WHAT YOU NEED TO DO: Check each line of the records below and collect those holding "Tunuyán".

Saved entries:
● ● ● ●

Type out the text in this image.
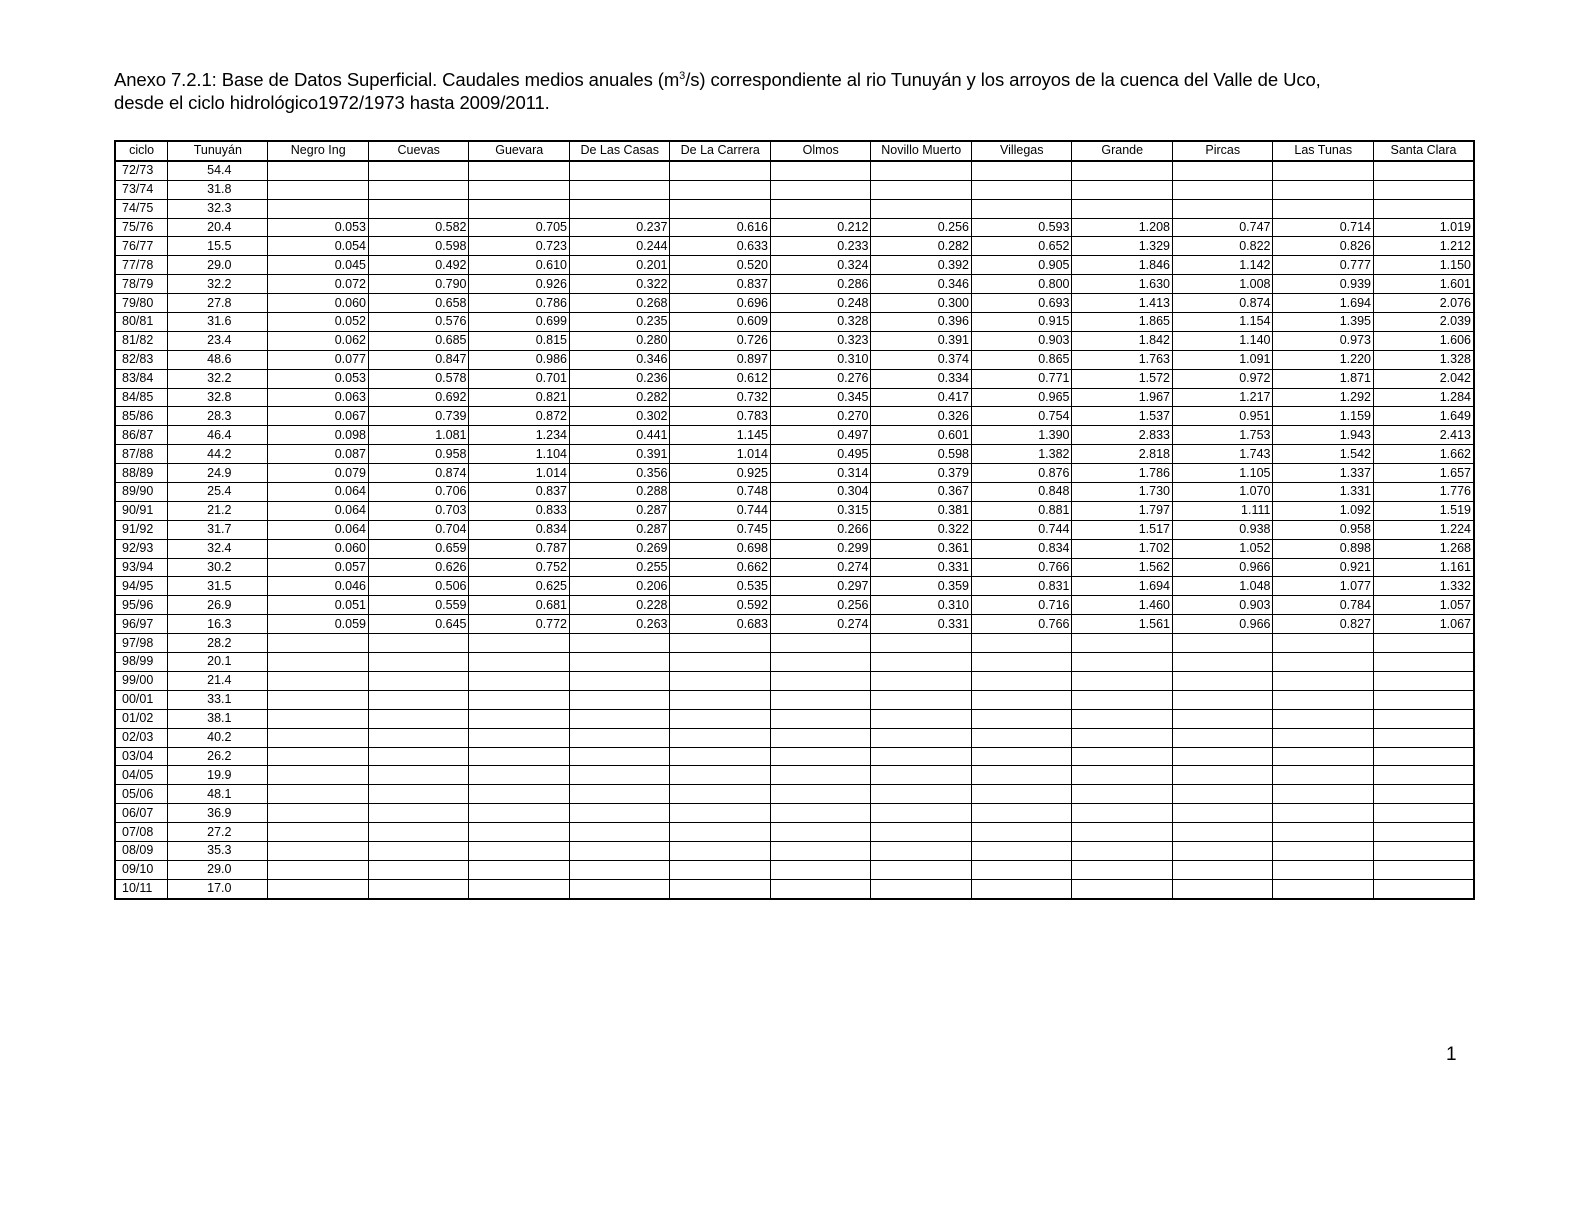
Anexo 7.2.1: Base de Datos Superficial. Caudales medios anuales $(m^3/s)$ correspondiente al rio Tunuyán y los arroyos de la cuenca del Valle de Uco,
desde el ciclo hidrológico1972/1973 hasta 2009/2011.
ciclo	Tunuyán	Negro Ing	Cuevas	Guevara	De Las Casas	De La Carrera	Olmos	Novillo Muerto	Villegas	Grande	Pircas	Las Tunas	Santa Clara
72/73	54.4												
73/74	31.8												
74/75	32.3												
75/76	20.4	0.053	0.582	0.705	0.237	0.616	0.212	0.256	0.593	1.208	0.747	0.714	1.019
76/77	15.5	0.054	0.598	0.723	0.244	0.633	0.233	0.282	0.652	1.329	0.822	0.826	1.212
77/78	29.0	0.045	0.492	0.610	0.201	0.520	0.324	0.392	0.905	1.846	1.142	0.777	1.150
78/79	32.2	0.072	0.790	0.926	0.322	0.837	0.286	0.346	0.800	1.630	1.008	0.939	1.601
79/80	27.8	0.060	0.658	0.786	0.268	0.696	0.248	0.300	0.693	1.413	0.874	1.694	2.076
80/81	31.6	0.052	0.576	0.699	0.235	0.609	0.328	0.396	0.915	1.865	1.154	1.395	2.039
81/82	23.4	0.062	0.685	0.815	0.280	0.726	0.323	0.391	0.903	1.842	1.140	0.973	1.606
82/83	48.6	0.077	0.847	0.986	0.346	0.897	0.310	0.374	0.865	1.763	1.091	1.220	1.328
83/84	32.2	0.053	0.578	0.701	0.236	0.612	0.276	0.334	0.771	1.572	0.972	1.871	2.042
84/85	32.8	0.063	0.692	0.821	0.282	0.732	0.345	0.417	0.965	1.967	1.217	1.292	1.284
85/86	28.3	0.067	0.739	0.872	0.302	0.783	0.270	0.326	0.754	1.537	0.951	1.159	1.649
86/87	46.4	0.098	1.081	1.234	0.441	1.145	0.497	0.601	1.390	2.833	1.753	1.943	2.413
87/88	44.2	0.087	0.958	1.104	0.391	1.014	0.495	0.598	1.382	2.818	1.743	1.542	1.662
88/89	24.9	0.079	0.874	1.014	0.356	0.925	0.314	0.379	0.876	1.786	1.105	1.337	1.657
89/90	25.4	0.064	0.706	0.837	0.288	0.748	0.304	0.367	0.848	1.730	1.070	1.331	1.776
90/91	21.2	0.064	0.703	0.833	0.287	0.744	0.315	0.381	0.881	1.797	1.111	1.092	1.519
91/92	31.7	0.064	0.704	0.834	0.287	0.745	0.266	0.322	0.744	1.517	0.938	0.958	1.224
92/93	32.4	0.060	0.659	0.787	0.269	0.698	0.299	0.361	0.834	1.702	1.052	0.898	1.268
93/94	30.2	0.057	0.626	0.752	0.255	0.662	0.274	0.331	0.766	1.562	0.966	0.921	1.161
94/95	31.5	0.046	0.506	0.625	0.206	0.535	0.297	0.359	0.831	1.694	1.048	1.077	1.332
95/96	26.9	0.051	0.559	0.681	0.228	0.592	0.256	0.310	0.716	1.460	0.903	0.784	1.057
96/97	16.3	0.059	0.645	0.772	0.263	0.683	0.274	0.331	0.766	1.561	0.966	0.827	1.067
97/98	28.2												
98/99	20.1												
99/00	21.4												
00/01	33.1												
01/02	38.1												
02/03	40.2												
03/04	26.2												
04/05	19.9												
05/06	48.1												
06/07	36.9												
07/08	27.2												
08/09	35.3												
09/10	29.0												
10/11	17.0												
1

● ● ● ●

EXERCISE OUTPUT:
Anexo 7.2.1: Base de Datos Superficial. Caudales medios anuales $(m^3/s)$ correspondiente al rio Tunuyán y los arroyos de la cuenca del Valle de Uco,
ciclo	Tunuyán	Negro Ing	Cuevas	Guevara	De Las Casas	De La Carrera	Olmos	Novillo Muerto	Villegas	Grande	Pircas	Las Tunas	Santa Clara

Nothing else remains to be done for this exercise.